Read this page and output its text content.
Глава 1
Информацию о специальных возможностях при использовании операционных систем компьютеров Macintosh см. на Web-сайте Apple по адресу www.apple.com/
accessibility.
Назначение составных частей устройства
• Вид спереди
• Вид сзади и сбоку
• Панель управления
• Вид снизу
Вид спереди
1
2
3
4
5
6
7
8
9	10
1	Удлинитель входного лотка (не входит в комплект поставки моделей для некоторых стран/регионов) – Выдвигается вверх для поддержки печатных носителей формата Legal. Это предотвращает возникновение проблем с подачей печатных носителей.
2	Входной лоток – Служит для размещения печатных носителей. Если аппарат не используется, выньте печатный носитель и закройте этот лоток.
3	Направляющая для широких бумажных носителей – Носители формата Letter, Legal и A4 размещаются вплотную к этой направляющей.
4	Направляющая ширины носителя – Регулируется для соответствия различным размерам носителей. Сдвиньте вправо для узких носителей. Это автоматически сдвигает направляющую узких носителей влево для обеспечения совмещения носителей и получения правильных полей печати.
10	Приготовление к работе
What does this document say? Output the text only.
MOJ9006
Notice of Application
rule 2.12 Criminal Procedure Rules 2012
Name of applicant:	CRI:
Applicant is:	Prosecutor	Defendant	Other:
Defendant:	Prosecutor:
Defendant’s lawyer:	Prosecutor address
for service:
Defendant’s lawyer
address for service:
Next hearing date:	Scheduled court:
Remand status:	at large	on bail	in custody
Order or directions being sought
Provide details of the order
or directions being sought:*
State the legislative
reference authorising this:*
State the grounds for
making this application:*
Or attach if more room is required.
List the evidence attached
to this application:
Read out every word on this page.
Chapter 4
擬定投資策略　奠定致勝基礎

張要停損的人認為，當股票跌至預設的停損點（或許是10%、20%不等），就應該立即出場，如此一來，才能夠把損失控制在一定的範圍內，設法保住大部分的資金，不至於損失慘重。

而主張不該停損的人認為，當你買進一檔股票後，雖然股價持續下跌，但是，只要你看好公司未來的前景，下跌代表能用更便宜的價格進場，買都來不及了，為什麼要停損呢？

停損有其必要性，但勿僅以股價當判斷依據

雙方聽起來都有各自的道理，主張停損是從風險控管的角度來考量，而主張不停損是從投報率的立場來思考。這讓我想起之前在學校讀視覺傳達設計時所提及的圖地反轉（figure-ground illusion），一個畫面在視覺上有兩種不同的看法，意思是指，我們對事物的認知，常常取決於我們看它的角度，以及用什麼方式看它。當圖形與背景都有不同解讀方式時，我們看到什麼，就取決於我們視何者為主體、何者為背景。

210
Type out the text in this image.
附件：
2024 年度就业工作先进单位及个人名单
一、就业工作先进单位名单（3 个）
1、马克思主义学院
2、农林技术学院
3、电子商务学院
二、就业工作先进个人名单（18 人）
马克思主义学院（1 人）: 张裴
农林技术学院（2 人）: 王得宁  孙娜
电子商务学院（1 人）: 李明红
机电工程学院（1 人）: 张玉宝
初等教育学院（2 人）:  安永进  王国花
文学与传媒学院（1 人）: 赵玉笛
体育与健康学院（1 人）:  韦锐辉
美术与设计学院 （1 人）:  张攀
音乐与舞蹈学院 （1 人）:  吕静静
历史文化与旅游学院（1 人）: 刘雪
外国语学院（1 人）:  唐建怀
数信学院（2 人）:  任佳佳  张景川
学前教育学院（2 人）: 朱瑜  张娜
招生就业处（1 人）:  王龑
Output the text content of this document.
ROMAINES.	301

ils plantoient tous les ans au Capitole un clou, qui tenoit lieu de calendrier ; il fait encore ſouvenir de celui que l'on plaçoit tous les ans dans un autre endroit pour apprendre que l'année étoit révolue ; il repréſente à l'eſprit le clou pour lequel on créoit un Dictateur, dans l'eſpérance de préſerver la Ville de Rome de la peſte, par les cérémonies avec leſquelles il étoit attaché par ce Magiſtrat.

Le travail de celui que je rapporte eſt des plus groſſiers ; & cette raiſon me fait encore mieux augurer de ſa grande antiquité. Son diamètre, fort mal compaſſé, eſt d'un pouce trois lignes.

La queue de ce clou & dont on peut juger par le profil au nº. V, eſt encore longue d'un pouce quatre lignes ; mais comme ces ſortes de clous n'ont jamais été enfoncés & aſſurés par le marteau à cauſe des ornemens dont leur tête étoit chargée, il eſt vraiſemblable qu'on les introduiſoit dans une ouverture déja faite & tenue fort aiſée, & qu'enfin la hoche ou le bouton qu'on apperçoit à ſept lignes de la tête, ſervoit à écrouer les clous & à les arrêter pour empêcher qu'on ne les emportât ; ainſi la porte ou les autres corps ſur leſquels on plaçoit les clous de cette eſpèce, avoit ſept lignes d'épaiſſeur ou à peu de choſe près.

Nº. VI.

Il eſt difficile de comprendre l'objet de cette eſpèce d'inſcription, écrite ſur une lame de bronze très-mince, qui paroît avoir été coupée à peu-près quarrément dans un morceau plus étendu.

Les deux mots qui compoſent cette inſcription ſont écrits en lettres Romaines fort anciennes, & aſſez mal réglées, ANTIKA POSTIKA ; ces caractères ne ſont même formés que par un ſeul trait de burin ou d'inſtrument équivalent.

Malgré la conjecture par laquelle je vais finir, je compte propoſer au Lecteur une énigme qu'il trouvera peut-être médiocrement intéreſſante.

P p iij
════════════════════
▸ Written instruction: Copy out each line in the preceding records that contains "sought".

▸ Complete answer:
Order or directions being sought
or directions being sought:*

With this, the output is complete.